## PAGE
American department stores served as social networks for knitters long before boutique yarn shops and the Internet. Established as grand emporiums and respectable shopping destinations, department stores flourished between 1890 and 1960. Most developed from peddler carts or drapers selling dry goods (textiles) and expanded to include many departments that sold furniture, books, jewelry, food, and more. During department store heydays, knitting instructors and buyers in needlework departments kept knitting needles busy and yarn flying out the doors. Who were these anonymous, unsung purveyors of knitting knowledge who worked tirelessly to sell yarn and promote knitting?
Names of stores and employees would remain lost to history without one periodical in particular, the Dry Goods Merchants Trade Journal (1903–1968).* The Journal dispatched teams of editors across the nation to interview department store employees and observe successful promotional strategies. Editors published lively reports in the Journal, including proven ways that needlework departments promoted knitting. The role of department stores in knitting history and tradition can be teased from reports by the Journal’s well-traveled editors.
The Thirties: Free Instruction! Fashion Revues! Contests!

## TASKS
a) Please answer these questions about the passage, one answer per line:
(i) During which years did department stores flourish?
(ii) What years are given for the Dry Goods Merchants Trade Journal?
(iii) Whom did the Journal's editors interview?
b) Rewrite the stretch of the passage from "Names of stores" through "Fashion Revues! Contests!", changing "promotional strategies" to "sales methods".

## SOURCE MATERIAL
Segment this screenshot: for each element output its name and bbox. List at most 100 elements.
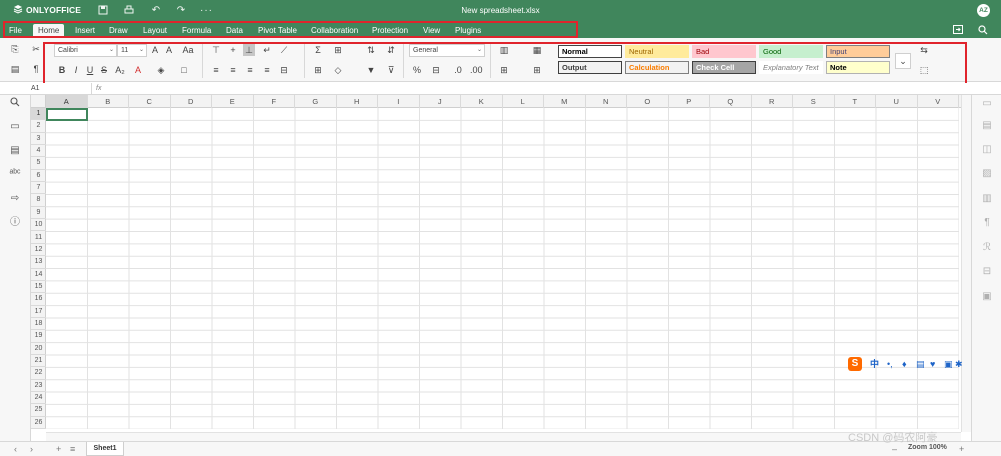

## THE SOLUTIONS
a)
(i) Between 1890 and 1960.
(ii) 1903–1968.
(iii) Department store employees.

b)
Names of stores and employees would remain lost to history without one periodical in particular, the Dry Goods Merchants Trade Journal (1903–1968).* The Journal dispatched teams of editors across the nation to interview department store employees and observe successful sales methods. Editors published lively reports in the Journal, including proven ways that needlework departments promoted knitting. The role of department stores in knitting history and tradition can be teased from reports by the Journal’s well-traveled editors.
The Thirties: Free Instruction! Fashion Revues! Contests!